Output all records precisely as written.

Begin Supplied material

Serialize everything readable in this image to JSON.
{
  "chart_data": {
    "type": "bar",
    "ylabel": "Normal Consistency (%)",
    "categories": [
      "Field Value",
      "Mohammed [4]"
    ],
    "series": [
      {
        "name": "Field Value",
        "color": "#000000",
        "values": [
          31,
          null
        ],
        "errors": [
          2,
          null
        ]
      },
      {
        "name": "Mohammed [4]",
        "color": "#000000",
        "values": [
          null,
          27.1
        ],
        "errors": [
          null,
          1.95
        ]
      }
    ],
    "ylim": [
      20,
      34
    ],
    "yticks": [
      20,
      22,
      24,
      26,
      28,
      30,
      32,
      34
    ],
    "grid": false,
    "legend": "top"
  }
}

End Supplied material

◆ Solution to this exercise:
Serialize everything readable in this image to JSON.
{
  "chart_data": {
    "type": "bar",
    "ylabel": "Normal Consistency (%)",
    "categories": [
      "Field Value",
      "Mohammed [4]"
    ],
    "series": [
      {
        "name": "Field Value",
        "color": "#000000",
        "values": [
          31,
          null
        ],
        "errors": [
          2,
          null
        ]
      },
      {
        "name": "Mohammed [4]",
        "color": "#000000",
        "values": [
          null,
          27.1
        ],
        "errors": [
          null,
          1.95
        ]
      }
    ],
    "ylim": [
      20,
      34
    ],
    "yticks": [
      20,
      22,
      24,
      26,
      28,
      30,
      32,
      34
    ],
    "grid": false,
    "legend": "top"
  }
}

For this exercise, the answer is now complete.